- Job
Tally the lines below that contain "Distance". The number is the whole answer.

(Stored data)
--

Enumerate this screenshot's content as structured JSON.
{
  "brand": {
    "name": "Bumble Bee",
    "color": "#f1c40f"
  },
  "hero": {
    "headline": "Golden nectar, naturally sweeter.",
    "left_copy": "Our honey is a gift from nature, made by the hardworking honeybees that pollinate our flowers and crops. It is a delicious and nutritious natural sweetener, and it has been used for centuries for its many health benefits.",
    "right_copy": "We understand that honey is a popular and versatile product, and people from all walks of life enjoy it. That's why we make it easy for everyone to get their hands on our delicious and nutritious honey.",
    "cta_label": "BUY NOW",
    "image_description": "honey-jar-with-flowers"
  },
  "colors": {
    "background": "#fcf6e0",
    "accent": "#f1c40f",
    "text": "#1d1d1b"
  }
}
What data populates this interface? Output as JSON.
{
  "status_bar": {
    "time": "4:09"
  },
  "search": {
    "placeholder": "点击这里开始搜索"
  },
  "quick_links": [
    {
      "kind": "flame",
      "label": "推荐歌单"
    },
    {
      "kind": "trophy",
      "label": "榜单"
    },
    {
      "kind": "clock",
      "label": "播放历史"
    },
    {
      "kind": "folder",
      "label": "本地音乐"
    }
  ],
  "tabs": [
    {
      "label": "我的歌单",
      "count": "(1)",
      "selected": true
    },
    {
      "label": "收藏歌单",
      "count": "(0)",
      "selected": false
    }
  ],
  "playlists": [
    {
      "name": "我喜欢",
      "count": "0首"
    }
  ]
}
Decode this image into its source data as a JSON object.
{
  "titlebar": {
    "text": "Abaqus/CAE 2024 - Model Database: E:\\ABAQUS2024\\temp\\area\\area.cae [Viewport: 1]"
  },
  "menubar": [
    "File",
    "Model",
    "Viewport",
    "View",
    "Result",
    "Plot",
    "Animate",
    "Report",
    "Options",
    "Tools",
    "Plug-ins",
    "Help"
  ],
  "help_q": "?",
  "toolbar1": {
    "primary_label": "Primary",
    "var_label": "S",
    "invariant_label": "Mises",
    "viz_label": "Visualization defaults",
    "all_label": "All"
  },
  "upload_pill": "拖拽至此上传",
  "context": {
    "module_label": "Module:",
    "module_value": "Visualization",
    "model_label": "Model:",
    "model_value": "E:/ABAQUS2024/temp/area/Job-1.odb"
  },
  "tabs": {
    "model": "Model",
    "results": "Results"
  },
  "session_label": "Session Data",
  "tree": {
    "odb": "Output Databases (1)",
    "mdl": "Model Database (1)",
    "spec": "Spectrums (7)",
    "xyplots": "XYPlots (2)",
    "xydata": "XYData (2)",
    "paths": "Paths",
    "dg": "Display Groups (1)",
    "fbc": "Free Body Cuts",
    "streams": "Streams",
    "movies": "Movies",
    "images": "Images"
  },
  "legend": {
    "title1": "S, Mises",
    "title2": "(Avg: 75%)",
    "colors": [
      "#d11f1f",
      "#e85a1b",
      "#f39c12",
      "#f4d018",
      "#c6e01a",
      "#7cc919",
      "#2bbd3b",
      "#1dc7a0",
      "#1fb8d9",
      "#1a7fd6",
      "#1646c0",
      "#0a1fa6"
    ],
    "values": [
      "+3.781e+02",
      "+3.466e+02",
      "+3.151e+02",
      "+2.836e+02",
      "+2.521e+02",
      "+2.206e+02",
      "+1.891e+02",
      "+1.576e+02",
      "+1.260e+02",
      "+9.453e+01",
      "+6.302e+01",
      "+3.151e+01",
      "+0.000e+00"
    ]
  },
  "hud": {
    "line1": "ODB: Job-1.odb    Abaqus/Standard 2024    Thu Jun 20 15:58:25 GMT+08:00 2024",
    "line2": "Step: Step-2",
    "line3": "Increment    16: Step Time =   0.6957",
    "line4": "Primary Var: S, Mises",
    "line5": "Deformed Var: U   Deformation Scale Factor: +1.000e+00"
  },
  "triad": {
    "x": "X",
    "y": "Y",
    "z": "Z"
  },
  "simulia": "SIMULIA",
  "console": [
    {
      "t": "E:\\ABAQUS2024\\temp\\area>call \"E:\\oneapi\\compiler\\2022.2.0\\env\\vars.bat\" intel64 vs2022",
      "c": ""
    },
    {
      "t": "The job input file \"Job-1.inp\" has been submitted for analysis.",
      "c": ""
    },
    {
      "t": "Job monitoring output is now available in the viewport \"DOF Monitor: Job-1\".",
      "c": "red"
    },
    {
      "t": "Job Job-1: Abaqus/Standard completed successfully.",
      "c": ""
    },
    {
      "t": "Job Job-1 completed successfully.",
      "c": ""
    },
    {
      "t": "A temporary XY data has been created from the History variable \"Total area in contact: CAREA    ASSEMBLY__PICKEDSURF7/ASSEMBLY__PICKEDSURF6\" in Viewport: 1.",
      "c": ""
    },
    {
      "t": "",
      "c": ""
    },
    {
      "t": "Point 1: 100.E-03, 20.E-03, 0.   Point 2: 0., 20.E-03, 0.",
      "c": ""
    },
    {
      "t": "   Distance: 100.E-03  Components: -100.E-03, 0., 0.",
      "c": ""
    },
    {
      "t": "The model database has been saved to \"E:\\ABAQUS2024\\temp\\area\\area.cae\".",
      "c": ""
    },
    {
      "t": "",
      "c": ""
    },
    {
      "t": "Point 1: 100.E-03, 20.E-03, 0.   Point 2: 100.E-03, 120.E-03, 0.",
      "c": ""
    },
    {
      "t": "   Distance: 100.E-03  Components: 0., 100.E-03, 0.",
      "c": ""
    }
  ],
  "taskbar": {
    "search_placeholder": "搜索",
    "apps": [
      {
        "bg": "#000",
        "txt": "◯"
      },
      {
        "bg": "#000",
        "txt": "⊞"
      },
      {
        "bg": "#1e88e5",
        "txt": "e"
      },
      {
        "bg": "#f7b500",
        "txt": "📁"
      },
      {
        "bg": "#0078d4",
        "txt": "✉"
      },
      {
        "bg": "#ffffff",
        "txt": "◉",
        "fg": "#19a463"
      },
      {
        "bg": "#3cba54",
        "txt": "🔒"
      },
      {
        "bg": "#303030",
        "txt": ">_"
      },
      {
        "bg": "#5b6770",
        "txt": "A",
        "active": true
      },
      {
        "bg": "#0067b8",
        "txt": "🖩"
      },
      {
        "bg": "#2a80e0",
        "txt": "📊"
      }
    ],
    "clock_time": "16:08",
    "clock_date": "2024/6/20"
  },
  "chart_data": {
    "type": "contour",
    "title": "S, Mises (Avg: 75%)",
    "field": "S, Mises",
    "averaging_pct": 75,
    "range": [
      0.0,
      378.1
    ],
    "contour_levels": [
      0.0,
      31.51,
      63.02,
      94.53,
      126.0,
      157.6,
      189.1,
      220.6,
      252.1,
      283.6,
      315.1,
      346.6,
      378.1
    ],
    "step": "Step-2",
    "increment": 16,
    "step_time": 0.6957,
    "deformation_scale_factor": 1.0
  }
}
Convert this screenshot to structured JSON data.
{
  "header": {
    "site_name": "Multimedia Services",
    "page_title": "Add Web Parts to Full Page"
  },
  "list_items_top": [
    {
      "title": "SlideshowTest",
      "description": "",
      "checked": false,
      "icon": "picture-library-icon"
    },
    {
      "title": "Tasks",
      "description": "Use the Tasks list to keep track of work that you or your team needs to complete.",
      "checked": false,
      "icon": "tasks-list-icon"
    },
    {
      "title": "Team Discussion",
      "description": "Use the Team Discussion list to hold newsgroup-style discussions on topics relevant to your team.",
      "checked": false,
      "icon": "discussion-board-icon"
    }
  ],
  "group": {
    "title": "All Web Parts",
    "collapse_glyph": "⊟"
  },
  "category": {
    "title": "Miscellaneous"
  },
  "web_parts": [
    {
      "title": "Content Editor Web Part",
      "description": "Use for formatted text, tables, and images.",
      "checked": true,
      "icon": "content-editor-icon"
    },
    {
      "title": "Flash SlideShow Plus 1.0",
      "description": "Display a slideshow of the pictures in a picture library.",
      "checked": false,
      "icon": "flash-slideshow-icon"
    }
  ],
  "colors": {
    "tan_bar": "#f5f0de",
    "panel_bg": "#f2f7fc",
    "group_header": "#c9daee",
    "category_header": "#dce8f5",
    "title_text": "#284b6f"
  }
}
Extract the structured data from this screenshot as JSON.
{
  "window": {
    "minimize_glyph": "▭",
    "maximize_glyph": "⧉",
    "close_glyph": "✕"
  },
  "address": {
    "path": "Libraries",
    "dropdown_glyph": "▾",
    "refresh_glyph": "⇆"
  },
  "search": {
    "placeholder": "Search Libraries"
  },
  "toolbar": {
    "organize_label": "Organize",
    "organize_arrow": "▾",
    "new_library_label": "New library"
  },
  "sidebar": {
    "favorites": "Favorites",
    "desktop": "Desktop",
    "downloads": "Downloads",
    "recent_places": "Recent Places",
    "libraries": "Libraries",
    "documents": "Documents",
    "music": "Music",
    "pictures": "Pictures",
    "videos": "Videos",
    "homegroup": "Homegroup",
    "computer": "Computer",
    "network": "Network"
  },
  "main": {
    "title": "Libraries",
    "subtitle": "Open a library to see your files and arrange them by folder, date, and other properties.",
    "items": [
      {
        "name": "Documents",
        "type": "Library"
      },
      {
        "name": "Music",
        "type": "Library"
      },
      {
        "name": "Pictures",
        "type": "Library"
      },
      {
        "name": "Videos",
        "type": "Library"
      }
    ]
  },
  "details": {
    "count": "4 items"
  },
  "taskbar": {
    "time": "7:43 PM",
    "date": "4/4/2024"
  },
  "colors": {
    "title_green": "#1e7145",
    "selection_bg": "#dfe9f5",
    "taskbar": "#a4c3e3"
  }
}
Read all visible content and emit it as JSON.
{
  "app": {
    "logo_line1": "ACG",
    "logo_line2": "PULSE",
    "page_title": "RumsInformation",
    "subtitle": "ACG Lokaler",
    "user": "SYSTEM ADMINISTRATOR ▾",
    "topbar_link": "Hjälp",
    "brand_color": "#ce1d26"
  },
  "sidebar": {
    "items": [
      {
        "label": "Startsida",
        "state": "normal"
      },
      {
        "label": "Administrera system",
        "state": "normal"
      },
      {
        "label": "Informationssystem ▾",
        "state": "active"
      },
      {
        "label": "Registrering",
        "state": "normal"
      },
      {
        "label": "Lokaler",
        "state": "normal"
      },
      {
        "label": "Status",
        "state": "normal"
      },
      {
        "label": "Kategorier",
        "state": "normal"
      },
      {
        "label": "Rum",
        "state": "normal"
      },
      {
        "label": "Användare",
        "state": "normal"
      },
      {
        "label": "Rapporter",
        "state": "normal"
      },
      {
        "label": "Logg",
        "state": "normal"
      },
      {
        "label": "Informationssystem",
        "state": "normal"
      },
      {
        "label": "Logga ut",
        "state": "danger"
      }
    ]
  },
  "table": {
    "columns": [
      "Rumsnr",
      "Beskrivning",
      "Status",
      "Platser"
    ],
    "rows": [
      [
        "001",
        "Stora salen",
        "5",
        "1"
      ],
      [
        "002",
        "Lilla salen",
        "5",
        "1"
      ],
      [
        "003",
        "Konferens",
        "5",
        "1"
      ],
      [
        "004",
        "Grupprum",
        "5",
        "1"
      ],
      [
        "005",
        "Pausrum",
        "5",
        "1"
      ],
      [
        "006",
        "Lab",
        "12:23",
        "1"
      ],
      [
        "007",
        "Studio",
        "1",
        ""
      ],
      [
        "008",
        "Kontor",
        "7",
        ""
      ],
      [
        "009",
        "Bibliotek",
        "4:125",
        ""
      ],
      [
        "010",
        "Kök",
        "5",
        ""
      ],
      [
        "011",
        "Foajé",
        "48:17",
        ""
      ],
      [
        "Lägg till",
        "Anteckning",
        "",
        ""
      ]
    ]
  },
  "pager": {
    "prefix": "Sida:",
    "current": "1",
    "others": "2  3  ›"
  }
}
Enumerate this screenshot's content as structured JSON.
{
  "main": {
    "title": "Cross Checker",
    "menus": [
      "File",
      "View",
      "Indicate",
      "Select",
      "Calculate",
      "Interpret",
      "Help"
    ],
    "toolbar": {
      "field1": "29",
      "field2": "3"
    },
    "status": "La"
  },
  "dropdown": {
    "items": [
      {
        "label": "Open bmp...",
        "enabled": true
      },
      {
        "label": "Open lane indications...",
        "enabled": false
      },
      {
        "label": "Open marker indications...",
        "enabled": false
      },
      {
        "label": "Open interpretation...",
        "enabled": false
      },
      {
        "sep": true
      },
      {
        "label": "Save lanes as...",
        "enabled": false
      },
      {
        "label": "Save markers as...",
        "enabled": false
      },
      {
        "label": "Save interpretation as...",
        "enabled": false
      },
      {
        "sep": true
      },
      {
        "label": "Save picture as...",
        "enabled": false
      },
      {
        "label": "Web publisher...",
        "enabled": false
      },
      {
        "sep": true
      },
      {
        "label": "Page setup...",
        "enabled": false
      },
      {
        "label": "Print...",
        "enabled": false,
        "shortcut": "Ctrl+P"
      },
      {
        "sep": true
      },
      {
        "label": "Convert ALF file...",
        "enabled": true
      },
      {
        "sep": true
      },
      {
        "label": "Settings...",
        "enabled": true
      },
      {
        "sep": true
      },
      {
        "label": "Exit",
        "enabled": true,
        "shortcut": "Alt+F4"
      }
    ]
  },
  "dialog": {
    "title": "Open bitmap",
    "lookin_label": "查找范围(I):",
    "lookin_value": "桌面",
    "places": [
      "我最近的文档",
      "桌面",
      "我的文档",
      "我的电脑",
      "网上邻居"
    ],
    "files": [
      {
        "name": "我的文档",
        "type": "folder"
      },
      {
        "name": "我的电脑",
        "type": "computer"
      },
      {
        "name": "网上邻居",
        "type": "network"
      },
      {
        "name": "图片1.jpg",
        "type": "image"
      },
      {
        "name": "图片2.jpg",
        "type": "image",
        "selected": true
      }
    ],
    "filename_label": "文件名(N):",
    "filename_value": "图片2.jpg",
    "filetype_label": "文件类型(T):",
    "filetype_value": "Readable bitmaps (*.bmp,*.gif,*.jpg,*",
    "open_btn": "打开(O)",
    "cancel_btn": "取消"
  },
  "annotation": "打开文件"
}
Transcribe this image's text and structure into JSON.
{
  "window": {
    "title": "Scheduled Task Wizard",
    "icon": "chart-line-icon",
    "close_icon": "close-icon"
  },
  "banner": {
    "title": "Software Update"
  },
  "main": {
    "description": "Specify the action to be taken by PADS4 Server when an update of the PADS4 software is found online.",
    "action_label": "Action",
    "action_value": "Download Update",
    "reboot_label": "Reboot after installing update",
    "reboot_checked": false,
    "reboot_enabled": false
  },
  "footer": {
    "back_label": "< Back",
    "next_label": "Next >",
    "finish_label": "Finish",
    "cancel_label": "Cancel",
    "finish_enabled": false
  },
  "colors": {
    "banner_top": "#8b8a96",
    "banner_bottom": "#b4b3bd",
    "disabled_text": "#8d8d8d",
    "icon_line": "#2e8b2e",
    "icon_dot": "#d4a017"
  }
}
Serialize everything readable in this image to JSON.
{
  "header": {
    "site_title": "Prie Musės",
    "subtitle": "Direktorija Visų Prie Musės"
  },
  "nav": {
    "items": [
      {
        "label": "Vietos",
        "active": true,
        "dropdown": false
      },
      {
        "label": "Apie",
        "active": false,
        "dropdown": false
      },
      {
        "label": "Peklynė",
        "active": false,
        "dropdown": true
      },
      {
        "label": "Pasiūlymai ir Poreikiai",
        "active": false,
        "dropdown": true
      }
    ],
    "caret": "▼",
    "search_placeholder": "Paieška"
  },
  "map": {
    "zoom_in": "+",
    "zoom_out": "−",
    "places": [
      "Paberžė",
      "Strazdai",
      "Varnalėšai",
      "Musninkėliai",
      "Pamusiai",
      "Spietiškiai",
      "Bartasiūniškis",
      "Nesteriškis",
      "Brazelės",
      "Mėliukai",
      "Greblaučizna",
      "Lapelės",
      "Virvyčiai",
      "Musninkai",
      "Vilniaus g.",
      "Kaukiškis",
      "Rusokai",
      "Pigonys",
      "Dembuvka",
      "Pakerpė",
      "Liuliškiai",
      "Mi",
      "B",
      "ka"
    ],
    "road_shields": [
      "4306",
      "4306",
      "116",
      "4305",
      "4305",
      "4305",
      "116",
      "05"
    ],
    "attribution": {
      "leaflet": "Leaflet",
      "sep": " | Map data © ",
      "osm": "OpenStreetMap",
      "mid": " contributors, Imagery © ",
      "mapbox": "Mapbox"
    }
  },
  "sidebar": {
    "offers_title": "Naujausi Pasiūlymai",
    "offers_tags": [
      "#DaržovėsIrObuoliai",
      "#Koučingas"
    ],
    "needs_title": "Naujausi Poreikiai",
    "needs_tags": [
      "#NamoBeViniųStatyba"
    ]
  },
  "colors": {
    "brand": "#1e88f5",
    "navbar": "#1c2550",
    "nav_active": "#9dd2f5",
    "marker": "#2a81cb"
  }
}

--

- Solved exercise
2